▸ What to work on
Quote the entries word for word. Omit the pictures.

▸ Dataset
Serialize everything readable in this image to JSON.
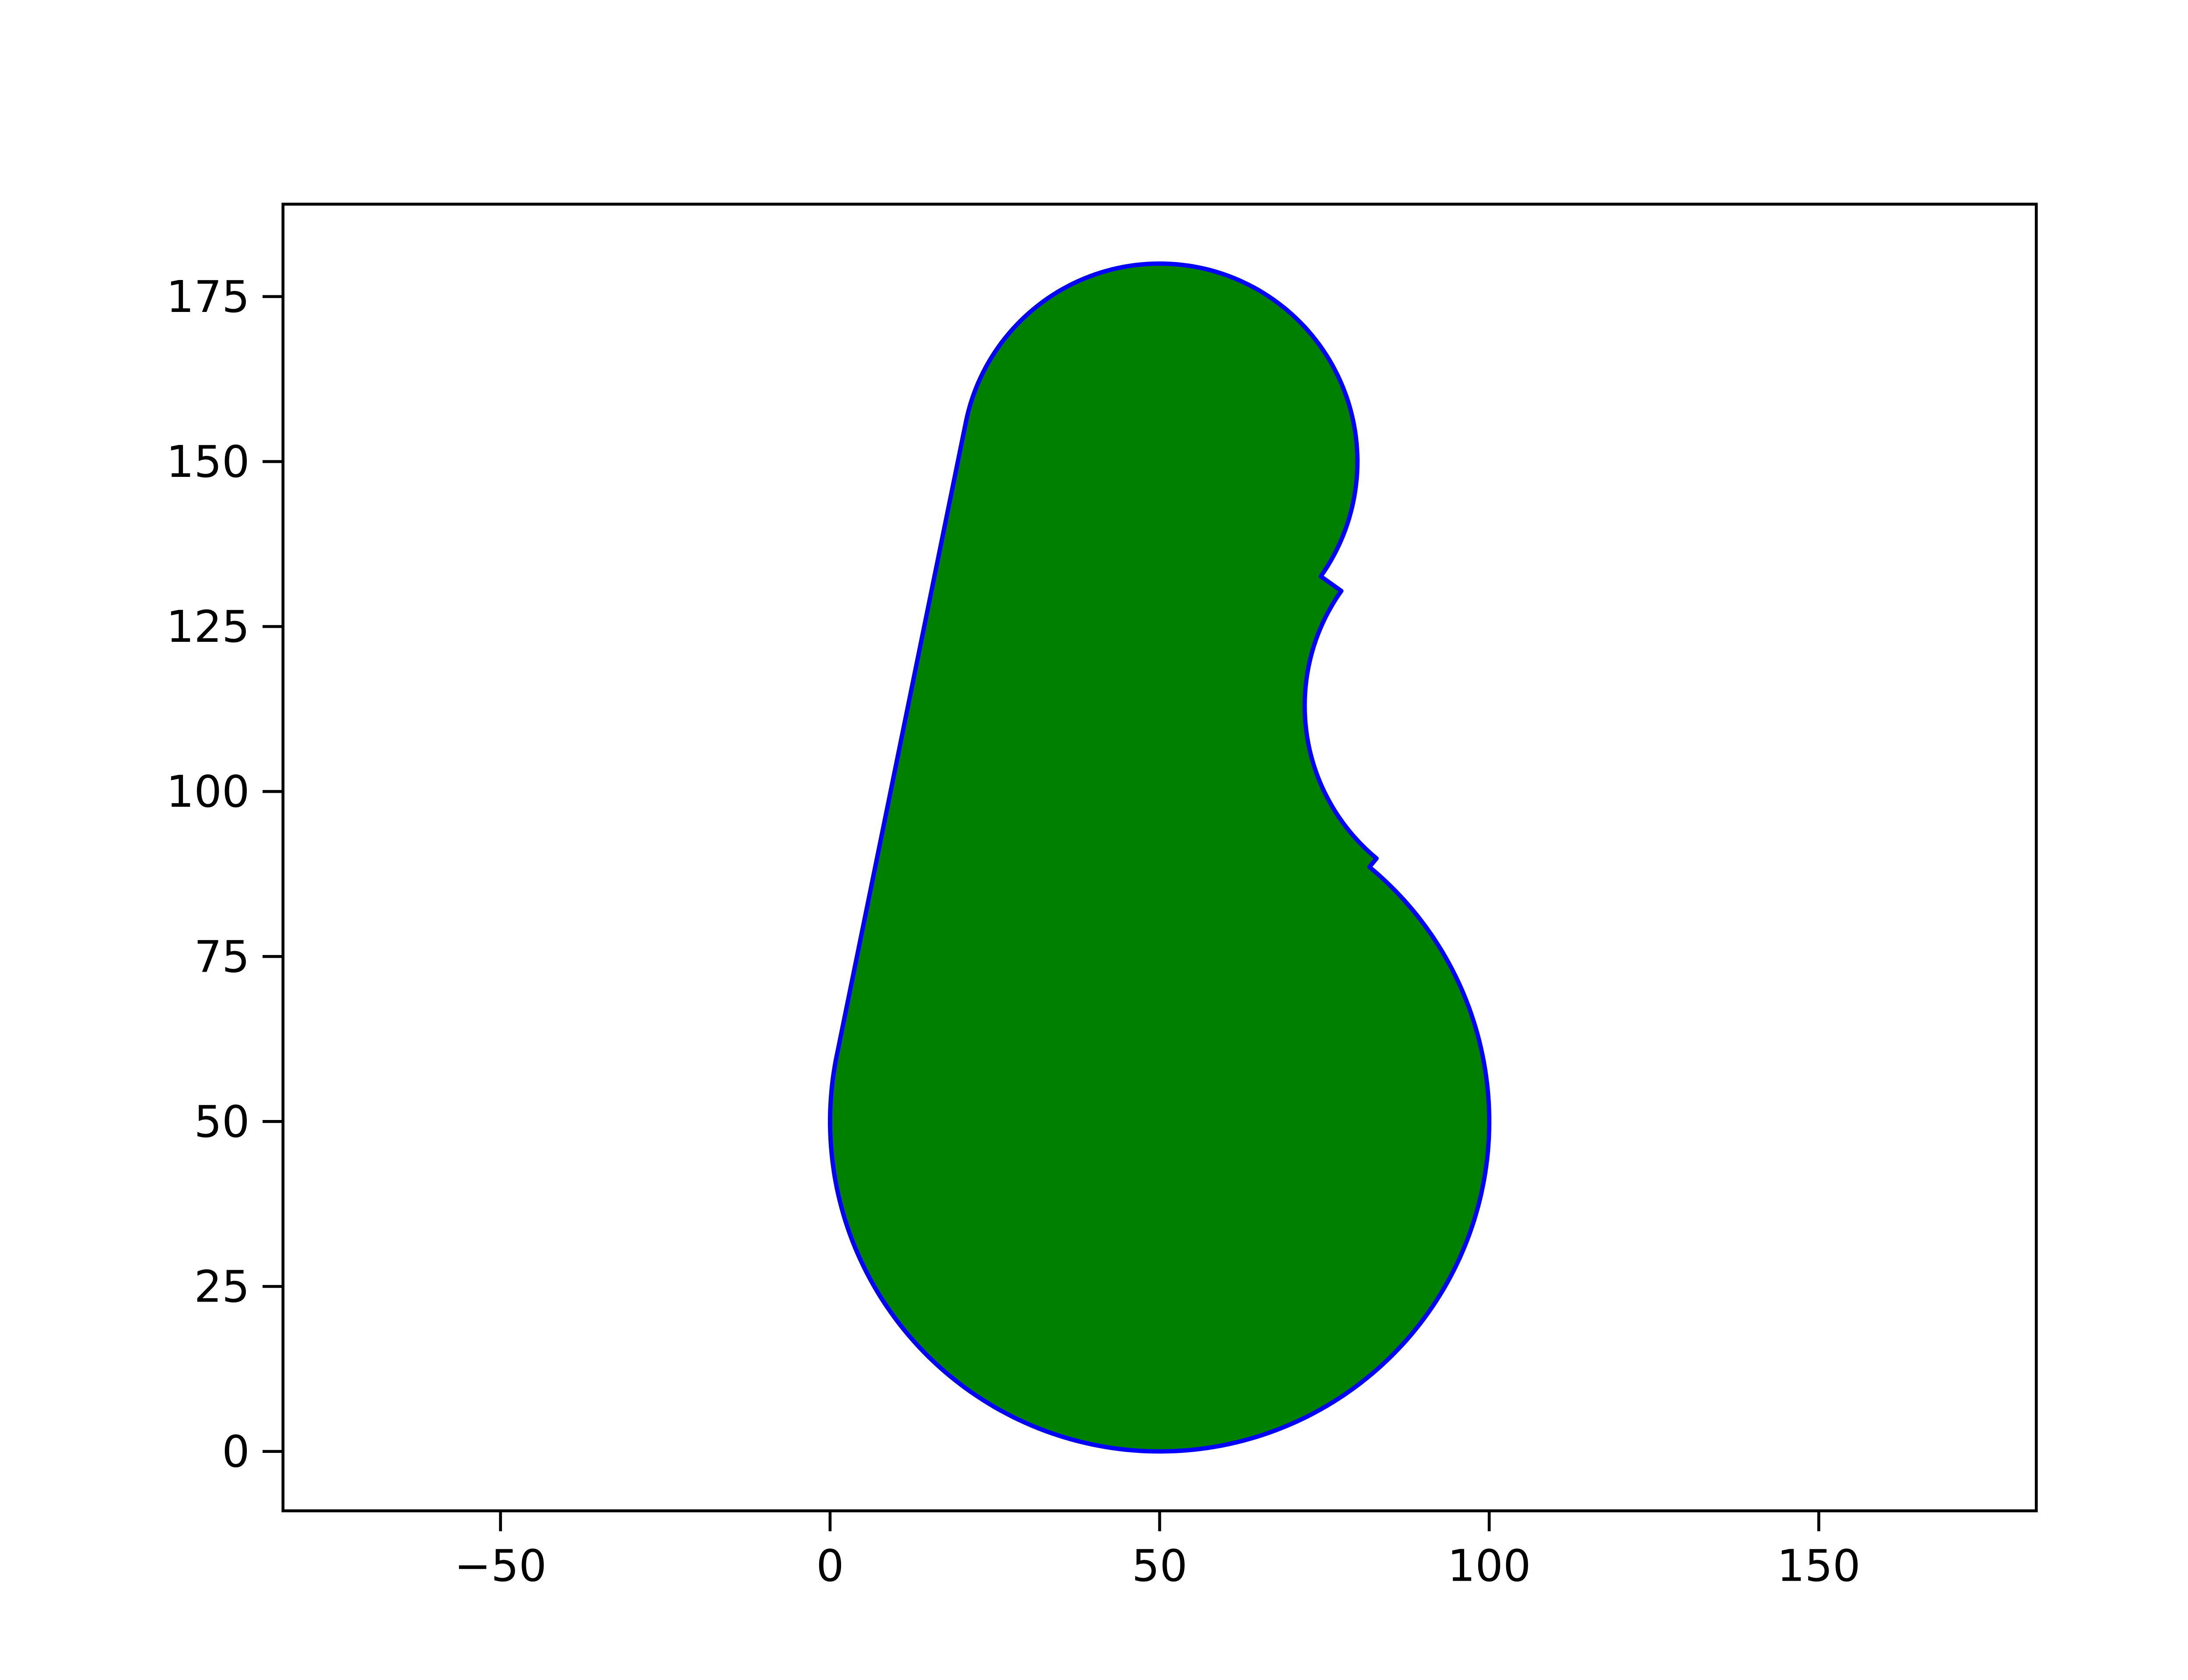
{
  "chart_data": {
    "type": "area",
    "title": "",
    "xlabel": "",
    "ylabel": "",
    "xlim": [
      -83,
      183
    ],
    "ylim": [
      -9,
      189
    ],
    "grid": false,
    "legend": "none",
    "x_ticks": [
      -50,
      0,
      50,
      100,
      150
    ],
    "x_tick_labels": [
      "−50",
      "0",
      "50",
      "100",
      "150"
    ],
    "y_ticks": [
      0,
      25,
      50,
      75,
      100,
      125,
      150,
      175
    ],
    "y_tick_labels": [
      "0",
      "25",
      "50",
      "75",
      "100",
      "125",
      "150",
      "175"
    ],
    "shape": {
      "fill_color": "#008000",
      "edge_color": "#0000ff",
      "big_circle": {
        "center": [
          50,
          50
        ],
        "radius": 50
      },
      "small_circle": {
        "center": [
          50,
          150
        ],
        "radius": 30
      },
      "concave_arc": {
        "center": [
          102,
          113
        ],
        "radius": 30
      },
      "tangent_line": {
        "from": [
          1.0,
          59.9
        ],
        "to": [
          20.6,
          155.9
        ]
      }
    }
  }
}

▸ Task output
Serialize everything readable in this image to JSON.
{
  "chart_data": {
    "type": "area",
    "title": "",
    "xlabel": "",
    "ylabel": "",
    "xlim": [
      -83,
      183
    ],
    "ylim": [
      -9,
      189
    ],
    "grid": false,
    "legend": "none",
    "x_ticks": [
      -50,
      0,
      50,
      100,
      150
    ],
    "x_tick_labels": [
      "−50",
      "0",
      "50",
      "100",
      "150"
    ],
    "y_ticks": [
      0,
      25,
      50,
      75,
      100,
      125,
      150,
      175
    ],
    "y_tick_labels": [
      "0",
      "25",
      "50",
      "75",
      "100",
      "125",
      "150",
      "175"
    ],
    "shape": {
      "fill_color": "#008000",
      "edge_color": "#0000ff",
      "big_circle": {
        "center": [
          50,
          50
        ],
        "radius": 50
      },
      "small_circle": {
        "center": [
          50,
          150
        ],
        "radius": 30
      },
      "concave_arc": {
        "center": [
          102,
          113
        ],
        "radius": 30
      },
      "tangent_line": {
        "from": [
          1.0,
          59.9
        ],
        "to": [
          20.6,
          155.9
        ]
      }
    }
  }
}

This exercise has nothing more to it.